■ Exercise task
Here are some records. Copy each one exactly.

[Data items]
___

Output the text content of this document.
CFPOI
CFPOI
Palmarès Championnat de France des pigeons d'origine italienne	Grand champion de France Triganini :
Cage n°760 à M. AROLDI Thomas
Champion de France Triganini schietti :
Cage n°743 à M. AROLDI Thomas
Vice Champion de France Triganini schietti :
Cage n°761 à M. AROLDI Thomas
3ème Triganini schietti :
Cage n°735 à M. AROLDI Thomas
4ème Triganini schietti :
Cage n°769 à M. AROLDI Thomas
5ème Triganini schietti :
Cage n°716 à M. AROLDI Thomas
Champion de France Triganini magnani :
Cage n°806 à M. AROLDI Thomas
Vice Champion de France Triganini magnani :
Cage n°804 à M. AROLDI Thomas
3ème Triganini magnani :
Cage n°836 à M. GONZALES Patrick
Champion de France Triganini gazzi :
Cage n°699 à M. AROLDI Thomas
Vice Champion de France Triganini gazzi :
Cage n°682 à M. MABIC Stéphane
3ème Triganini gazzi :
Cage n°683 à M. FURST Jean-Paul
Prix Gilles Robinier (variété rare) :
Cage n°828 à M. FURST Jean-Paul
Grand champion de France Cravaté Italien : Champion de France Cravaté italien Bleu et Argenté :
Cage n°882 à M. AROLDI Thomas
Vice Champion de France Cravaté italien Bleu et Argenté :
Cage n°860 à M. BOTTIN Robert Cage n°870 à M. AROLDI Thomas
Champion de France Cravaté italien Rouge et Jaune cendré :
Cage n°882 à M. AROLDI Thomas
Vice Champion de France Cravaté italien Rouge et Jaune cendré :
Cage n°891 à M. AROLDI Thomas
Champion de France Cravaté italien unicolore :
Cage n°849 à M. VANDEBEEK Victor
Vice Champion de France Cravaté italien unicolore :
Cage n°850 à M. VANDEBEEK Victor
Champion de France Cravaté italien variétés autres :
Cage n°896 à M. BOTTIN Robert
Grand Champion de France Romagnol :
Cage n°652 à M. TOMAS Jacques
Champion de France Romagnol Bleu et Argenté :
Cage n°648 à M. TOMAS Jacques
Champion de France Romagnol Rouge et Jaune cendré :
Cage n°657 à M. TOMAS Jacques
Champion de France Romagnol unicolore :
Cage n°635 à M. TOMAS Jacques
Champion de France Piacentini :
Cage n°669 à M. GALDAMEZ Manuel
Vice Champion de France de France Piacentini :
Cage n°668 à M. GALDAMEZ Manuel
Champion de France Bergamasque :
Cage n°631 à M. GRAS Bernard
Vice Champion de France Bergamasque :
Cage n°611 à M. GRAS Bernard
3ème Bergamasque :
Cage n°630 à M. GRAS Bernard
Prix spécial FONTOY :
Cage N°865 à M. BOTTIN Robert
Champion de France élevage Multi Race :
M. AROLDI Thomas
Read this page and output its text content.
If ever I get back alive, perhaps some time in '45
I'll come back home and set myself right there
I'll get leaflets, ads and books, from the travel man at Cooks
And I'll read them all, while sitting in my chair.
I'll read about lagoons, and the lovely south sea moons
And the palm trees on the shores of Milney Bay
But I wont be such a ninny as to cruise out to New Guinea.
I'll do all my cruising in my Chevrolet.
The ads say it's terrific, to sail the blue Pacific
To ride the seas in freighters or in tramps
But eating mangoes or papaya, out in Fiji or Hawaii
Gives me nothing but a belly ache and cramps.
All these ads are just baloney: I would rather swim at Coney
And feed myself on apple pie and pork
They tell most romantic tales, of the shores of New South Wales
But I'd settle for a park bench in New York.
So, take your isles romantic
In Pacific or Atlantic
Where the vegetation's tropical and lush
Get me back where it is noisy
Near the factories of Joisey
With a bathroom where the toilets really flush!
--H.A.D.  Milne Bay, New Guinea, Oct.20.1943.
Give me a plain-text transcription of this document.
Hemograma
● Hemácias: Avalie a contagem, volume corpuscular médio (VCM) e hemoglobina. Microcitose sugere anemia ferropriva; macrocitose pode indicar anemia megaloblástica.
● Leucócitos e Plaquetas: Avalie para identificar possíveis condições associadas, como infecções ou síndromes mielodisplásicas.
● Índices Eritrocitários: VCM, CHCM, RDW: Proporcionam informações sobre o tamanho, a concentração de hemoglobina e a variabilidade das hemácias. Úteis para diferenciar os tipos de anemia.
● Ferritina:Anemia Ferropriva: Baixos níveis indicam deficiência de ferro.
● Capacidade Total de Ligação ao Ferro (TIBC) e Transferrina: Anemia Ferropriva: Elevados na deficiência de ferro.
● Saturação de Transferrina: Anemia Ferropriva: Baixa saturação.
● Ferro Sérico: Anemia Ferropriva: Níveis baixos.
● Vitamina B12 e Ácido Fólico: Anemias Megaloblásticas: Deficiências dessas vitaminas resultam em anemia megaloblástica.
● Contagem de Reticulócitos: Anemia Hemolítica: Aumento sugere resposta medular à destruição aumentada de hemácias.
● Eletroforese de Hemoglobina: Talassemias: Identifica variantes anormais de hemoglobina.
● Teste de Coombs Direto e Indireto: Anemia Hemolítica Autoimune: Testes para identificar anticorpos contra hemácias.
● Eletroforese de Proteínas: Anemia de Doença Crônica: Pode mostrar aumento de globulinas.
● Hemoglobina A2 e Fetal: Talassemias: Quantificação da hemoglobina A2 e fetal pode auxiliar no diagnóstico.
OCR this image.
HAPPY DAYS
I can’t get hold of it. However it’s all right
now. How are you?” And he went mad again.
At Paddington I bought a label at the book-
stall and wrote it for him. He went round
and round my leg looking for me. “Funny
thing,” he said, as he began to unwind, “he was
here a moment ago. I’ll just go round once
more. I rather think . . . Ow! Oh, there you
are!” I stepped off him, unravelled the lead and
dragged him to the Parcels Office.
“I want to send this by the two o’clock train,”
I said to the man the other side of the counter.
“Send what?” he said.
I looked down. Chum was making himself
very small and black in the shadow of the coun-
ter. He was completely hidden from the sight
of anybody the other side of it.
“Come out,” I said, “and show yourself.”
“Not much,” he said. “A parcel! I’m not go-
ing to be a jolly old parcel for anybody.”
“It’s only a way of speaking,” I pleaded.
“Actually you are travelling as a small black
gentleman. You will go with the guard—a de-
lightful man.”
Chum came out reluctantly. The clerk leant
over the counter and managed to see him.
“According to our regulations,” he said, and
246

___

■ Full output
Output the text content of this document.
CFPOI
CFPOI
Palmarès Championnat de France des pigeons d'origine italienne	Grand champion de France Triganini :
Cage n°760 à M. AROLDI Thomas
Champion de France Triganini schietti :
Cage n°743 à M. AROLDI Thomas
Vice Champion de France Triganini schietti :
Cage n°761 à M. AROLDI Thomas
3ème Triganini schietti :
Cage n°735 à M. AROLDI Thomas
4ème Triganini schietti :
Cage n°769 à M. AROLDI Thomas
5ème Triganini schietti :
Cage n°716 à M. AROLDI Thomas
Champion de France Triganini magnani :
Cage n°806 à M. AROLDI Thomas
Vice Champion de France Triganini magnani :
Cage n°804 à M. AROLDI Thomas
3ème Triganini magnani :
Cage n°836 à M. GONZALES Patrick
Champion de France Triganini gazzi :
Cage n°699 à M. AROLDI Thomas
Vice Champion de France Triganini gazzi :
Cage n°682 à M. MABIC Stéphane
3ème Triganini gazzi :
Cage n°683 à M. FURST Jean-Paul
Prix Gilles Robinier (variété rare) :
Cage n°828 à M. FURST Jean-Paul
Grand champion de France Cravaté Italien : Champion de France Cravaté italien Bleu et Argenté :
Cage n°882 à M. AROLDI Thomas
Vice Champion de France Cravaté italien Bleu et Argenté :
Cage n°860 à M. BOTTIN Robert Cage n°870 à M. AROLDI Thomas
Champion de France Cravaté italien Rouge et Jaune cendré :
Cage n°882 à M. AROLDI Thomas
Vice Champion de France Cravaté italien Rouge et Jaune cendré :
Cage n°891 à M. AROLDI Thomas
Champion de France Cravaté italien unicolore :
Cage n°849 à M. VANDEBEEK Victor
Vice Champion de France Cravaté italien unicolore :
Cage n°850 à M. VANDEBEEK Victor
Champion de France Cravaté italien variétés autres :
Cage n°896 à M. BOTTIN Robert
Grand Champion de France Romagnol :
Cage n°652 à M. TOMAS Jacques
Champion de France Romagnol Bleu et Argenté :
Cage n°648 à M. TOMAS Jacques
Champion de France Romagnol Rouge et Jaune cendré :
Cage n°657 à M. TOMAS Jacques
Champion de France Romagnol unicolore :
Cage n°635 à M. TOMAS Jacques
Champion de France Piacentini :
Cage n°669 à M. GALDAMEZ Manuel
Vice Champion de France de France Piacentini :
Cage n°668 à M. GALDAMEZ Manuel
Champion de France Bergamasque :
Cage n°631 à M. GRAS Bernard
Vice Champion de France Bergamasque :
Cage n°611 à M. GRAS Bernard
3ème Bergamasque :
Cage n°630 à M. GRAS Bernard
Prix spécial FONTOY :
Cage N°865 à M. BOTTIN Robert
Champion de France élevage Multi Race :
M. AROLDI Thomas
Read this page and output its text content.
If ever I get back alive, perhaps some time in '45
I'll come back home and set myself right there
I'll get leaflets, ads and books, from the travel man at Cooks
And I'll read them all, while sitting in my chair.
I'll read about lagoons, and the lovely south sea moons
And the palm trees on the shores of Milney Bay
But I wont be such a ninny as to cruise out to New Guinea.
I'll do all my cruising in my Chevrolet.
The ads say it's terrific, to sail the blue Pacific
To ride the seas in freighters or in tramps
But eating mangoes or papaya, out in Fiji or Hawaii
Gives me nothing but a belly ache and cramps.
All these ads are just baloney: I would rather swim at Coney
And feed myself on apple pie and pork
They tell most romantic tales, of the shores of New South Wales
But I'd settle for a park bench in New York.
So, take your isles romantic
In Pacific or Atlantic
Where the vegetation's tropical and lush
Get me back where it is noisy
Near the factories of Joisey
With a bathroom where the toilets really flush!
--H.A.D.  Milne Bay, New Guinea, Oct.20.1943.
Give me a plain-text transcription of this document.
Hemograma
● Hemácias: Avalie a contagem, volume corpuscular médio (VCM) e hemoglobina. Microcitose sugere anemia ferropriva; macrocitose pode indicar anemia megaloblástica.
● Leucócitos e Plaquetas: Avalie para identificar possíveis condições associadas, como infecções ou síndromes mielodisplásicas.
● Índices Eritrocitários: VCM, CHCM, RDW: Proporcionam informações sobre o tamanho, a concentração de hemoglobina e a variabilidade das hemácias. Úteis para diferenciar os tipos de anemia.
● Ferritina:Anemia Ferropriva: Baixos níveis indicam deficiência de ferro.
● Capacidade Total de Ligação ao Ferro (TIBC) e Transferrina: Anemia Ferropriva: Elevados na deficiência de ferro.
● Saturação de Transferrina: Anemia Ferropriva: Baixa saturação.
● Ferro Sérico: Anemia Ferropriva: Níveis baixos.
● Vitamina B12 e Ácido Fólico: Anemias Megaloblásticas: Deficiências dessas vitaminas resultam em anemia megaloblástica.
● Contagem de Reticulócitos: Anemia Hemolítica: Aumento sugere resposta medular à destruição aumentada de hemácias.
● Eletroforese de Hemoglobina: Talassemias: Identifica variantes anormais de hemoglobina.
● Teste de Coombs Direto e Indireto: Anemia Hemolítica Autoimune: Testes para identificar anticorpos contra hemácias.
● Eletroforese de Proteínas: Anemia de Doença Crônica: Pode mostrar aumento de globulinas.
● Hemoglobina A2 e Fetal: Talassemias: Quantificação da hemoglobina A2 e fetal pode auxiliar no diagnóstico.
OCR this image.
HAPPY DAYS
I can’t get hold of it. However it’s all right
now. How are you?” And he went mad again.
At Paddington I bought a label at the book-
stall and wrote it for him. He went round
and round my leg looking for me. “Funny
thing,” he said, as he began to unwind, “he was
here a moment ago. I’ll just go round once
more. I rather think . . . Ow! Oh, there you
are!” I stepped off him, unravelled the lead and
dragged him to the Parcels Office.
“I want to send this by the two o’clock train,”
I said to the man the other side of the counter.
“Send what?” he said.
I looked down. Chum was making himself
very small and black in the shadow of the coun-
ter. He was completely hidden from the sight
of anybody the other side of it.
“Come out,” I said, “and show yourself.”
“Not much,” he said. “A parcel! I’m not go-
ing to be a jolly old parcel for anybody.”
“It’s only a way of speaking,” I pleaded.
“Actually you are travelling as a small black
gentleman. You will go with the guard—a de-
lightful man.”
Chum came out reluctantly. The clerk leant
over the counter and managed to see him.
“According to our regulations,” he said, and
246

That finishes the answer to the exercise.